──────── DATA ENTRIES ────────

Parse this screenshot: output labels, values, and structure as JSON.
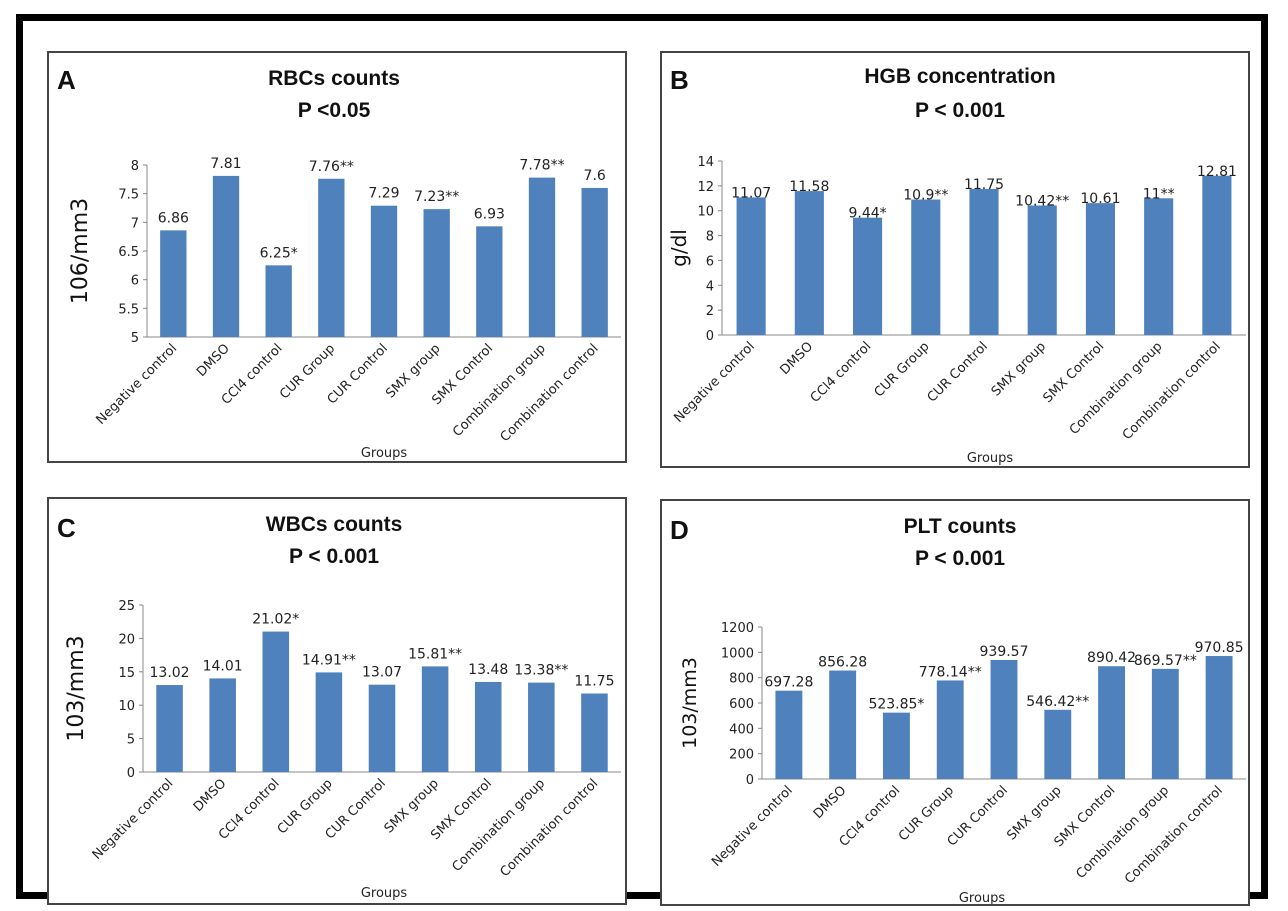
{
  "chart_data": [
    {
      "type": "bar",
      "panel_letter": "A",
      "title": "RBCs counts",
      "subtitle": "P <0.05",
      "xlabel": "Groups",
      "ylabel": "106/mm3",
      "ylim": [
        5,
        8
      ],
      "yticks": [
        "5",
        "5.5",
        "6",
        "6.5",
        "7",
        "7.5",
        "8"
      ],
      "categories": [
        "Negative control",
        "DMSO",
        "CCl4 control",
        "CUR Group",
        "CUR Control",
        "SMX group",
        "SMX Control",
        "Combination group",
        "Combination control"
      ],
      "values": [
        6.86,
        7.81,
        6.25,
        7.76,
        7.29,
        7.23,
        6.93,
        7.78,
        7.6
      ],
      "labels": [
        "6.86",
        "7.81",
        "6.25*",
        "7.76**",
        "7.29",
        "7.23**",
        "6.93",
        "7.78**",
        "7.6"
      ],
      "bar_color": "#4f81bd",
      "grid": false
    },
    {
      "type": "bar",
      "panel_letter": "B",
      "title": "HGB concentration",
      "subtitle": "P < 0.001",
      "xlabel": "Groups",
      "ylabel": "g/dl",
      "ylim": [
        0,
        14
      ],
      "yticks": [
        "0",
        "2",
        "4",
        "6",
        "8",
        "10",
        "12",
        "14"
      ],
      "categories": [
        "Negative control",
        "DMSO",
        "CCl4 control",
        "CUR Group",
        "CUR Control",
        "SMX group",
        "SMX Control",
        "Combination group",
        "Combination control"
      ],
      "values": [
        11.07,
        11.58,
        9.44,
        10.9,
        11.75,
        10.42,
        10.61,
        11,
        12.81
      ],
      "labels": [
        "11.07",
        "11.58",
        "9.44*",
        "10.9**",
        "11.75",
        "10.42**",
        "10.61",
        "11**",
        "12.81"
      ],
      "bar_color": "#4f81bd",
      "grid": false
    },
    {
      "type": "bar",
      "panel_letter": "C",
      "title": "WBCs counts",
      "subtitle": "P < 0.001",
      "xlabel": "Groups",
      "ylabel": "103/mm3",
      "ylim": [
        0,
        25
      ],
      "yticks": [
        "0",
        "5",
        "10",
        "15",
        "20",
        "25"
      ],
      "categories": [
        "Negative control",
        "DMSO",
        "CCl4 control",
        "CUR Group",
        "CUR Control",
        "SMX group",
        "SMX Control",
        "Combination group",
        "Combination control"
      ],
      "values": [
        13.02,
        14.01,
        21.02,
        14.91,
        13.07,
        15.81,
        13.48,
        13.38,
        11.75
      ],
      "labels": [
        "13.02",
        "14.01",
        "21.02*",
        "14.91**",
        "13.07",
        "15.81**",
        "13.48",
        "13.38**",
        "11.75"
      ],
      "bar_color": "#4f81bd",
      "grid": false
    },
    {
      "type": "bar",
      "panel_letter": "D",
      "title": "PLT counts",
      "subtitle": "P < 0.001",
      "xlabel": "Groups",
      "ylabel": "103/mm3",
      "ylim": [
        0,
        1200
      ],
      "yticks": [
        "0",
        "200",
        "400",
        "600",
        "800",
        "1000",
        "1200"
      ],
      "categories": [
        "Negative control",
        "DMSO",
        "CCl4 control",
        "CUR Group",
        "CUR Control",
        "SMX group",
        "SMX Control",
        "Combination group",
        "Combination control"
      ],
      "values": [
        697.28,
        856.28,
        523.85,
        778.14,
        939.57,
        546.42,
        890.42,
        869.57,
        970.85
      ],
      "labels": [
        "697.28",
        "856.28",
        "523.85*",
        "778.14**",
        "939.57",
        "546.42**",
        "890.42",
        "869.57**",
        "970.85"
      ],
      "bar_color": "#4f81bd",
      "grid": false
    }
  ]
}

────────

== WORK TO DO ==
Extract all the entries word for word; omit any pictures.

== WRITTEN RESPONSE ==
Parse this screenshot: output labels, values, and structure as JSON.
{
  "chart_data": [
    {
      "type": "bar",
      "panel_letter": "A",
      "title": "RBCs counts",
      "subtitle": "P <0.05",
      "xlabel": "Groups",
      "ylabel": "106/mm3",
      "ylim": [
        5,
        8
      ],
      "yticks": [
        "5",
        "5.5",
        "6",
        "6.5",
        "7",
        "7.5",
        "8"
      ],
      "categories": [
        "Negative control",
        "DMSO",
        "CCl4 control",
        "CUR Group",
        "CUR Control",
        "SMX group",
        "SMX Control",
        "Combination group",
        "Combination control"
      ],
      "values": [
        6.86,
        7.81,
        6.25,
        7.76,
        7.29,
        7.23,
        6.93,
        7.78,
        7.6
      ],
      "labels": [
        "6.86",
        "7.81",
        "6.25*",
        "7.76**",
        "7.29",
        "7.23**",
        "6.93",
        "7.78**",
        "7.6"
      ],
      "bar_color": "#4f81bd",
      "grid": false
    },
    {
      "type": "bar",
      "panel_letter": "B",
      "title": "HGB concentration",
      "subtitle": "P < 0.001",
      "xlabel": "Groups",
      "ylabel": "g/dl",
      "ylim": [
        0,
        14
      ],
      "yticks": [
        "0",
        "2",
        "4",
        "6",
        "8",
        "10",
        "12",
        "14"
      ],
      "categories": [
        "Negative control",
        "DMSO",
        "CCl4 control",
        "CUR Group",
        "CUR Control",
        "SMX group",
        "SMX Control",
        "Combination group",
        "Combination control"
      ],
      "values": [
        11.07,
        11.58,
        9.44,
        10.9,
        11.75,
        10.42,
        10.61,
        11,
        12.81
      ],
      "labels": [
        "11.07",
        "11.58",
        "9.44*",
        "10.9**",
        "11.75",
        "10.42**",
        "10.61",
        "11**",
        "12.81"
      ],
      "bar_color": "#4f81bd",
      "grid": false
    },
    {
      "type": "bar",
      "panel_letter": "C",
      "title": "WBCs counts",
      "subtitle": "P < 0.001",
      "xlabel": "Groups",
      "ylabel": "103/mm3",
      "ylim": [
        0,
        25
      ],
      "yticks": [
        "0",
        "5",
        "10",
        "15",
        "20",
        "25"
      ],
      "categories": [
        "Negative control",
        "DMSO",
        "CCl4 control",
        "CUR Group",
        "CUR Control",
        "SMX group",
        "SMX Control",
        "Combination group",
        "Combination control"
      ],
      "values": [
        13.02,
        14.01,
        21.02,
        14.91,
        13.07,
        15.81,
        13.48,
        13.38,
        11.75
      ],
      "labels": [
        "13.02",
        "14.01",
        "21.02*",
        "14.91**",
        "13.07",
        "15.81**",
        "13.48",
        "13.38**",
        "11.75"
      ],
      "bar_color": "#4f81bd",
      "grid": false
    },
    {
      "type": "bar",
      "panel_letter": "D",
      "title": "PLT counts",
      "subtitle": "P < 0.001",
      "xlabel": "Groups",
      "ylabel": "103/mm3",
      "ylim": [
        0,
        1200
      ],
      "yticks": [
        "0",
        "200",
        "400",
        "600",
        "800",
        "1000",
        "1200"
      ],
      "categories": [
        "Negative control",
        "DMSO",
        "CCl4 control",
        "CUR Group",
        "CUR Control",
        "SMX group",
        "SMX Control",
        "Combination group",
        "Combination control"
      ],
      "values": [
        697.28,
        856.28,
        523.85,
        778.14,
        939.57,
        546.42,
        890.42,
        869.57,
        970.85
      ],
      "labels": [
        "697.28",
        "856.28",
        "523.85*",
        "778.14**",
        "939.57",
        "546.42**",
        "890.42",
        "869.57**",
        "970.85"
      ],
      "bar_color": "#4f81bd",
      "grid": false
    }
  ]
}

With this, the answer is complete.